[To do] Pull out each line of the records holding the string "first".

____ Records provided

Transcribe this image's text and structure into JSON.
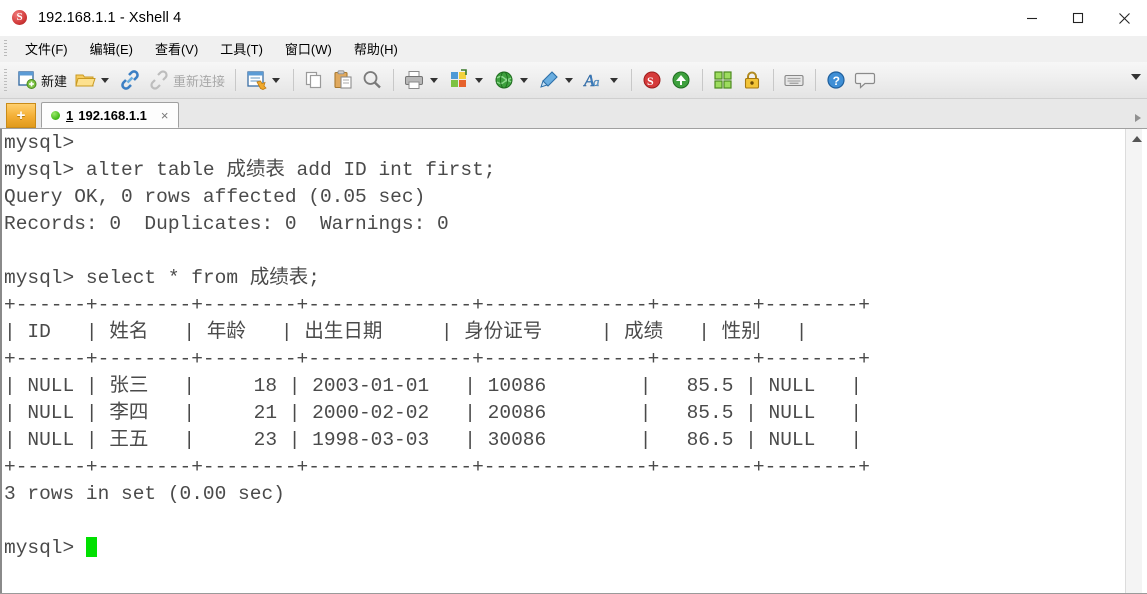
{
  "window": {
    "title": "192.168.1.1 - Xshell 4",
    "app_icon": "xshell-logo-icon",
    "minimize_label": "—",
    "maximize_label": "□",
    "close_label": "✕"
  },
  "menubar": {
    "items": [
      {
        "label": "文件(F)",
        "name": "menu-file"
      },
      {
        "label": "编辑(E)",
        "name": "menu-edit"
      },
      {
        "label": "查看(V)",
        "name": "menu-view"
      },
      {
        "label": "工具(T)",
        "name": "menu-tools"
      },
      {
        "label": "窗口(W)",
        "name": "menu-window"
      },
      {
        "label": "帮助(H)",
        "name": "menu-help"
      }
    ]
  },
  "toolbar": {
    "new_label": "新建",
    "reconnect_label": "重新连接",
    "icons": [
      "new-session-icon",
      "open-folder-icon",
      "connect-icon",
      "disconnect-icon",
      "session-manager-icon",
      "copy-icon",
      "paste-icon",
      "find-icon",
      "print-icon",
      "color-scheme-icon",
      "web-browser-icon",
      "highlight-icon",
      "font-icon",
      "xftp-icon",
      "xagent-icon",
      "layout-icon",
      "lock-icon",
      "keyboard-icon",
      "help-icon",
      "chat-icon"
    ],
    "overflow_label": "▼"
  },
  "tabbar": {
    "add_button_label": "+",
    "tab": {
      "index": "1",
      "title": "192.168.1.1",
      "close_label": "×",
      "status": "connected"
    }
  },
  "terminal": {
    "prompt": "mysql>",
    "lines": [
      "mysql>",
      "mysql> alter table 成绩表 add ID int first;",
      "Query OK, 0 rows affected (0.05 sec)",
      "Records: 0  Duplicates: 0  Warnings: 0",
      "",
      "mysql> select * from 成绩表;",
      "+------+--------+--------+--------------+--------------+--------+--------+",
      "| ID   | 姓名   | 年龄   | 出生日期     | 身份证号     | 成绩   | 性别   |",
      "+------+--------+--------+--------------+--------------+--------+--------+",
      "| NULL | 张三   |     18 | 2003-01-01   | 10086        |   85.5 | NULL   |",
      "| NULL | 李四   |     21 | 2000-02-02   | 20086        |   85.5 | NULL   |",
      "| NULL | 王五   |     23 | 1998-03-03   | 30086        |   86.5 | NULL   |",
      "+------+--------+--------+--------------+--------------+--------+--------+",
      "3 rows in set (0.00 sec)",
      "",
      "mysql> "
    ],
    "cursor_color": "#00e000",
    "foreground": "#4a4a4a",
    "background": "#ffffff"
  },
  "sql_table": {
    "statement": "select * from 成绩表;",
    "alter_statement": "alter table 成绩表 add ID int first;",
    "alter_result": "Query OK, 0 rows affected (0.05 sec)",
    "alter_records": "Records: 0  Duplicates: 0  Warnings: 0",
    "columns": [
      "ID",
      "姓名",
      "年龄",
      "出生日期",
      "身份证号",
      "成绩",
      "性别"
    ],
    "rows": [
      [
        "NULL",
        "张三",
        "18",
        "2003-01-01",
        "10086",
        "85.5",
        "NULL"
      ],
      [
        "NULL",
        "李四",
        "21",
        "2000-02-02",
        "20086",
        "85.5",
        "NULL"
      ],
      [
        "NULL",
        "王五",
        "23",
        "1998-03-03",
        "30086",
        "86.5",
        "NULL"
      ]
    ],
    "row_count_text": "3 rows in set (0.00 sec)"
  },
  "scrollbar": {
    "up_arrow_label": "▲"
  }
}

________

[Solution for this exercise]
      "mysql> alter table 成绩表 add ID int first;",
    "alter_statement": "alter table 成绩表 add ID int first;",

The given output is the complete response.